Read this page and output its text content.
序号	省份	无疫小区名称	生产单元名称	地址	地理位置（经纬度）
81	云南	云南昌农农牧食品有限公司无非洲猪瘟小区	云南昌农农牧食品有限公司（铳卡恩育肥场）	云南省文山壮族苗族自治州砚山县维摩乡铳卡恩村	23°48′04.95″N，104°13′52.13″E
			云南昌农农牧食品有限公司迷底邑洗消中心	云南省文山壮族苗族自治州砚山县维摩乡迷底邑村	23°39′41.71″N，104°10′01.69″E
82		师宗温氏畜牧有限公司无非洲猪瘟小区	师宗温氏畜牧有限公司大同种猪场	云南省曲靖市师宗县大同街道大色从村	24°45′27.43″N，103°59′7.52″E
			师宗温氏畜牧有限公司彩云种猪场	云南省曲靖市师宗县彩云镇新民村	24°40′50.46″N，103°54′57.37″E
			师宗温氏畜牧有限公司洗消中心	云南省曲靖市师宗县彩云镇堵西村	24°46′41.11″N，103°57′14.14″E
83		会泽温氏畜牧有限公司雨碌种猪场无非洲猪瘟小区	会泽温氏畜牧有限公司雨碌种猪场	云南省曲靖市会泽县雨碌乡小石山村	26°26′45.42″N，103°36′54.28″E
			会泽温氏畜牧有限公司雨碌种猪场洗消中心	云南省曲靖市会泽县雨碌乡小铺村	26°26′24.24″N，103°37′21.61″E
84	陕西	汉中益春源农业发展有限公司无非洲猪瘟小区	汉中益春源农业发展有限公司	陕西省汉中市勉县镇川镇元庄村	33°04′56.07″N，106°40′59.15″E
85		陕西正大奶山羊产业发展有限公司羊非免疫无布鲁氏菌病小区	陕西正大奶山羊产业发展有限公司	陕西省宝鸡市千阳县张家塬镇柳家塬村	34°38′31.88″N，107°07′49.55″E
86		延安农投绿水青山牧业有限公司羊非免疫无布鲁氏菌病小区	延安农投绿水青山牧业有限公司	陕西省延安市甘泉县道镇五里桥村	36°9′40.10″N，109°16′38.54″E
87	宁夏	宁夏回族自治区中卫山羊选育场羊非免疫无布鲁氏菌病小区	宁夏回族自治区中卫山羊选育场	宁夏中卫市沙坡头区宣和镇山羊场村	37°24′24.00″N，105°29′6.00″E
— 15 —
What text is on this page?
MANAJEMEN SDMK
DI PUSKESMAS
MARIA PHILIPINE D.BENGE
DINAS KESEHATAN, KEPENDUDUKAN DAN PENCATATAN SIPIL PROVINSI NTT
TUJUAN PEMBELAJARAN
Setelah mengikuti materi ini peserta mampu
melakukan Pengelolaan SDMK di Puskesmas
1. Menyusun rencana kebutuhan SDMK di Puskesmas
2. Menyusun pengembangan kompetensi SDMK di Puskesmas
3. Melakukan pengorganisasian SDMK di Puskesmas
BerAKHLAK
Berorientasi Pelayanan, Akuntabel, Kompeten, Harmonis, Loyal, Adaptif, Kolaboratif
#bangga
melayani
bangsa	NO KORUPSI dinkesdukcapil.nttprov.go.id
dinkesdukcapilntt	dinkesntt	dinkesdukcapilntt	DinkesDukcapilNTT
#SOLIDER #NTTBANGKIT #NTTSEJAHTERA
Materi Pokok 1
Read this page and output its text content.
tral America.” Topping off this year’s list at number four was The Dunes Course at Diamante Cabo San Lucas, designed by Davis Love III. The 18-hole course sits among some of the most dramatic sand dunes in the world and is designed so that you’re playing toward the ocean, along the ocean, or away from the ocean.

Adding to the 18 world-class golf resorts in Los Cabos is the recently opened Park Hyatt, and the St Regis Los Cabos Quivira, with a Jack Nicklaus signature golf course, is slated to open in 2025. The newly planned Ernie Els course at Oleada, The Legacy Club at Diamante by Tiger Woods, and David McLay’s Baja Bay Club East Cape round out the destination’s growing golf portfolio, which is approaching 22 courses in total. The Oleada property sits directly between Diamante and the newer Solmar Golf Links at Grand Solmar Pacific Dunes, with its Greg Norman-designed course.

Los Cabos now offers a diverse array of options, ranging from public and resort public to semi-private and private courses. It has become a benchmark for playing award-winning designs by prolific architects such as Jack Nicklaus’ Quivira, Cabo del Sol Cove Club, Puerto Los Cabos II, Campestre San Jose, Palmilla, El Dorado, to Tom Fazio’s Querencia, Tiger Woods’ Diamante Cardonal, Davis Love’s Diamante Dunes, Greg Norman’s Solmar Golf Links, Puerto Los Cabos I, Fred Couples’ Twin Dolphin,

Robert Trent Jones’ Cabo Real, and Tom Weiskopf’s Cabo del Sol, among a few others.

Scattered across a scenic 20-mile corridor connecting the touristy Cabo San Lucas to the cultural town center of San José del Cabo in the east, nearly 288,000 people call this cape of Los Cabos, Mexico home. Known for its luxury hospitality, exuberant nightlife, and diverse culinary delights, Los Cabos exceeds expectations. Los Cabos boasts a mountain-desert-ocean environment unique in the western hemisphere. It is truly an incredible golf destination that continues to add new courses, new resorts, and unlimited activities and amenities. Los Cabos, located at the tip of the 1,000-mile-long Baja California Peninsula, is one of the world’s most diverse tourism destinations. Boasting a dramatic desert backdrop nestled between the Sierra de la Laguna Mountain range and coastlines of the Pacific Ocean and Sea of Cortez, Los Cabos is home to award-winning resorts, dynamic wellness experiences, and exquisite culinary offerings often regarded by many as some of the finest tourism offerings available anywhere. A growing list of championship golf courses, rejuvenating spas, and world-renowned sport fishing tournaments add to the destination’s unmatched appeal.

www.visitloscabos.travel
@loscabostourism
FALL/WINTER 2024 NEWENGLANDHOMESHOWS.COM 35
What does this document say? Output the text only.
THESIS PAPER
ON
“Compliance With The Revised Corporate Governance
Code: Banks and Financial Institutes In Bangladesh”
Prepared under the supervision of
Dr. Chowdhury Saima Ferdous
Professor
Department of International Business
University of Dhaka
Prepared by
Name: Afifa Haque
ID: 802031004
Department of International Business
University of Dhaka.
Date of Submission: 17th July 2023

----

§ What is needed:
Retype the whole listing, matching it exactly.

§ Complete answer:
Read this page and output its text content.
序号	省份	无疫小区名称	生产单元名称	地址	地理位置（经纬度）
81	云南	云南昌农农牧食品有限公司无非洲猪瘟小区	云南昌农农牧食品有限公司（铳卡恩育肥场）	云南省文山壮族苗族自治州砚山县维摩乡铳卡恩村	23°48′04.95″N，104°13′52.13″E
			云南昌农农牧食品有限公司迷底邑洗消中心	云南省文山壮族苗族自治州砚山县维摩乡迷底邑村	23°39′41.71″N，104°10′01.69″E
82		师宗温氏畜牧有限公司无非洲猪瘟小区	师宗温氏畜牧有限公司大同种猪场	云南省曲靖市师宗县大同街道大色从村	24°45′27.43″N，103°59′7.52″E
			师宗温氏畜牧有限公司彩云种猪场	云南省曲靖市师宗县彩云镇新民村	24°40′50.46″N，103°54′57.37″E
			师宗温氏畜牧有限公司洗消中心	云南省曲靖市师宗县彩云镇堵西村	24°46′41.11″N，103°57′14.14″E
83		会泽温氏畜牧有限公司雨碌种猪场无非洲猪瘟小区	会泽温氏畜牧有限公司雨碌种猪场	云南省曲靖市会泽县雨碌乡小石山村	26°26′45.42″N，103°36′54.28″E
			会泽温氏畜牧有限公司雨碌种猪场洗消中心	云南省曲靖市会泽县雨碌乡小铺村	26°26′24.24″N，103°37′21.61″E
84	陕西	汉中益春源农业发展有限公司无非洲猪瘟小区	汉中益春源农业发展有限公司	陕西省汉中市勉县镇川镇元庄村	33°04′56.07″N，106°40′59.15″E
85		陕西正大奶山羊产业发展有限公司羊非免疫无布鲁氏菌病小区	陕西正大奶山羊产业发展有限公司	陕西省宝鸡市千阳县张家塬镇柳家塬村	34°38′31.88″N，107°07′49.55″E
86		延安农投绿水青山牧业有限公司羊非免疫无布鲁氏菌病小区	延安农投绿水青山牧业有限公司	陕西省延安市甘泉县道镇五里桥村	36°9′40.10″N，109°16′38.54″E
87	宁夏	宁夏回族自治区中卫山羊选育场羊非免疫无布鲁氏菌病小区	宁夏回族自治区中卫山羊选育场	宁夏中卫市沙坡头区宣和镇山羊场村	37°24′24.00″N，105°29′6.00″E
— 15 —
What text is on this page?
MANAJEMEN SDMK
DI PUSKESMAS
MARIA PHILIPINE D.BENGE
DINAS KESEHATAN, KEPENDUDUKAN DAN PENCATATAN SIPIL PROVINSI NTT
TUJUAN PEMBELAJARAN
Setelah mengikuti materi ini peserta mampu
melakukan Pengelolaan SDMK di Puskesmas
1. Menyusun rencana kebutuhan SDMK di Puskesmas
2. Menyusun pengembangan kompetensi SDMK di Puskesmas
3. Melakukan pengorganisasian SDMK di Puskesmas
BerAKHLAK
Berorientasi Pelayanan, Akuntabel, Kompeten, Harmonis, Loyal, Adaptif, Kolaboratif
#bangga
melayani
bangsa	NO KORUPSI dinkesdukcapil.nttprov.go.id
dinkesdukcapilntt	dinkesntt	dinkesdukcapilntt	DinkesDukcapilNTT
#SOLIDER #NTTBANGKIT #NTTSEJAHTERA
Materi Pokok 1
Read this page and output its text content.
tral America.” Topping off this year’s list at number four was The Dunes Course at Diamante Cabo San Lucas, designed by Davis Love III. The 18-hole course sits among some of the most dramatic sand dunes in the world and is designed so that you’re playing toward the ocean, along the ocean, or away from the ocean.

Adding to the 18 world-class golf resorts in Los Cabos is the recently opened Park Hyatt, and the St Regis Los Cabos Quivira, with a Jack Nicklaus signature golf course, is slated to open in 2025. The newly planned Ernie Els course at Oleada, The Legacy Club at Diamante by Tiger Woods, and David McLay’s Baja Bay Club East Cape round out the destination’s growing golf portfolio, which is approaching 22 courses in total. The Oleada property sits directly between Diamante and the newer Solmar Golf Links at Grand Solmar Pacific Dunes, with its Greg Norman-designed course.

Los Cabos now offers a diverse array of options, ranging from public and resort public to semi-private and private courses. It has become a benchmark for playing award-winning designs by prolific architects such as Jack Nicklaus’ Quivira, Cabo del Sol Cove Club, Puerto Los Cabos II, Campestre San Jose, Palmilla, El Dorado, to Tom Fazio’s Querencia, Tiger Woods’ Diamante Cardonal, Davis Love’s Diamante Dunes, Greg Norman’s Solmar Golf Links, Puerto Los Cabos I, Fred Couples’ Twin Dolphin,

Robert Trent Jones’ Cabo Real, and Tom Weiskopf’s Cabo del Sol, among a few others.

Scattered across a scenic 20-mile corridor connecting the touristy Cabo San Lucas to the cultural town center of San José del Cabo in the east, nearly 288,000 people call this cape of Los Cabos, Mexico home. Known for its luxury hospitality, exuberant nightlife, and diverse culinary delights, Los Cabos exceeds expectations. Los Cabos boasts a mountain-desert-ocean environment unique in the western hemisphere. It is truly an incredible golf destination that continues to add new courses, new resorts, and unlimited activities and amenities. Los Cabos, located at the tip of the 1,000-mile-long Baja California Peninsula, is one of the world’s most diverse tourism destinations. Boasting a dramatic desert backdrop nestled between the Sierra de la Laguna Mountain range and coastlines of the Pacific Ocean and Sea of Cortez, Los Cabos is home to award-winning resorts, dynamic wellness experiences, and exquisite culinary offerings often regarded by many as some of the finest tourism offerings available anywhere. A growing list of championship golf courses, rejuvenating spas, and world-renowned sport fishing tournaments add to the destination’s unmatched appeal.

www.visitloscabos.travel
@loscabostourism
FALL/WINTER 2024 NEWENGLANDHOMESHOWS.COM 35
What does this document say? Output the text only.
THESIS PAPER
ON
“Compliance With The Revised Corporate Governance
Code: Banks and Financial Institutes In Bangladesh”
Prepared under the supervision of
Dr. Chowdhury Saima Ferdous
Professor
Department of International Business
University of Dhaka
Prepared by
Name: Afifa Haque
ID: 802031004
Department of International Business
University of Dhaka.
Date of Submission: 17th July 2023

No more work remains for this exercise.